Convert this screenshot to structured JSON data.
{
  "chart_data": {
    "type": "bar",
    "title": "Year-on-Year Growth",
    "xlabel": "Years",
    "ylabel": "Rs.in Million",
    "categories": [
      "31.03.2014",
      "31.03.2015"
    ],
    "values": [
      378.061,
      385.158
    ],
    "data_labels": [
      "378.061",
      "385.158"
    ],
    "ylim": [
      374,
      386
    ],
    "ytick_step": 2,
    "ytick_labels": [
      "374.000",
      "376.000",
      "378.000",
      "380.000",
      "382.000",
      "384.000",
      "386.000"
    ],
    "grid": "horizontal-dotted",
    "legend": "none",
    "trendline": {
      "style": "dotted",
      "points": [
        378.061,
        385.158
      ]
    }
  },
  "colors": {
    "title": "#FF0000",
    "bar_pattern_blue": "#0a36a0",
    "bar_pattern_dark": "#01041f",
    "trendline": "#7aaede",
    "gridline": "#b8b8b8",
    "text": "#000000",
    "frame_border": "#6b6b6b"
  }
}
+--
• _GIVEN PROBLEM_
Exact copies of all the records are required.

• _ANSWER BELOW_
Convert this screenshot to structured JSON data.
{
  "chart_data": {
    "type": "bar",
    "title": "Year-on-Year Growth",
    "xlabel": "Years",
    "ylabel": "Rs.in Million",
    "categories": [
      "31.03.2014",
      "31.03.2015"
    ],
    "values": [
      378.061,
      385.158
    ],
    "data_labels": [
      "378.061",
      "385.158"
    ],
    "ylim": [
      374,
      386
    ],
    "ytick_step": 2,
    "ytick_labels": [
      "374.000",
      "376.000",
      "378.000",
      "380.000",
      "382.000",
      "384.000",
      "386.000"
    ],
    "grid": "horizontal-dotted",
    "legend": "none",
    "trendline": {
      "style": "dotted",
      "points": [
        378.061,
        385.158
      ]
    }
  },
  "colors": {
    "title": "#FF0000",
    "bar_pattern_blue": "#0a36a0",
    "bar_pattern_dark": "#01041f",
    "trendline": "#7aaede",
    "gridline": "#b8b8b8",
    "text": "#000000",
    "frame_border": "#6b6b6b"
  }
}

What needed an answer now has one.